>> Start DATASET EXCERPTS

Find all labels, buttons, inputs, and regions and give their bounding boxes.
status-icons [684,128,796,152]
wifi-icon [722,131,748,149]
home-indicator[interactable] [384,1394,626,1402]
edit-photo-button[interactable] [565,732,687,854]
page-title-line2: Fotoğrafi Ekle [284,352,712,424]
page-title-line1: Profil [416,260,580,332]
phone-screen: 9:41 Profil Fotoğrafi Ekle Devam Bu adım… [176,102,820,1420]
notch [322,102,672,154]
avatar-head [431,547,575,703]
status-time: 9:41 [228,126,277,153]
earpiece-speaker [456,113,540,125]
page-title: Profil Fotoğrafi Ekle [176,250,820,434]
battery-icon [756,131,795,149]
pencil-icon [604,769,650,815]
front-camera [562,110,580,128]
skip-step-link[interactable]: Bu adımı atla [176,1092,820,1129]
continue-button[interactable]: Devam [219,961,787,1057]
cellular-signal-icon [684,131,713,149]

>> End DATASET EXCERPTS

Retype every line of the records above without changing a single character.

## REPLY
Find all labels, buttons, inputs, and regions and give their bounding boxes.
status-icons [684,128,796,152]
wifi-icon [722,131,748,149]
home-indicator[interactable] [384,1394,626,1402]
edit-photo-button[interactable] [565,732,687,854]
page-title-line2: Fotoğrafi Ekle [284,352,712,424]
page-title-line1: Profil [416,260,580,332]
phone-screen: 9:41 Profil Fotoğrafi Ekle Devam Bu adım… [176,102,820,1420]
notch [322,102,672,154]
avatar-head [431,547,575,703]
status-time: 9:41 [228,126,277,153]
earpiece-speaker [456,113,540,125]
page-title: Profil Fotoğrafi Ekle [176,250,820,434]
battery-icon [756,131,795,149]
pencil-icon [604,769,650,815]
front-camera [562,110,580,128]
skip-step-link[interactable]: Bu adımı atla [176,1092,820,1129]
continue-button[interactable]: Devam [219,961,787,1057]
cellular-signal-icon [684,131,713,149]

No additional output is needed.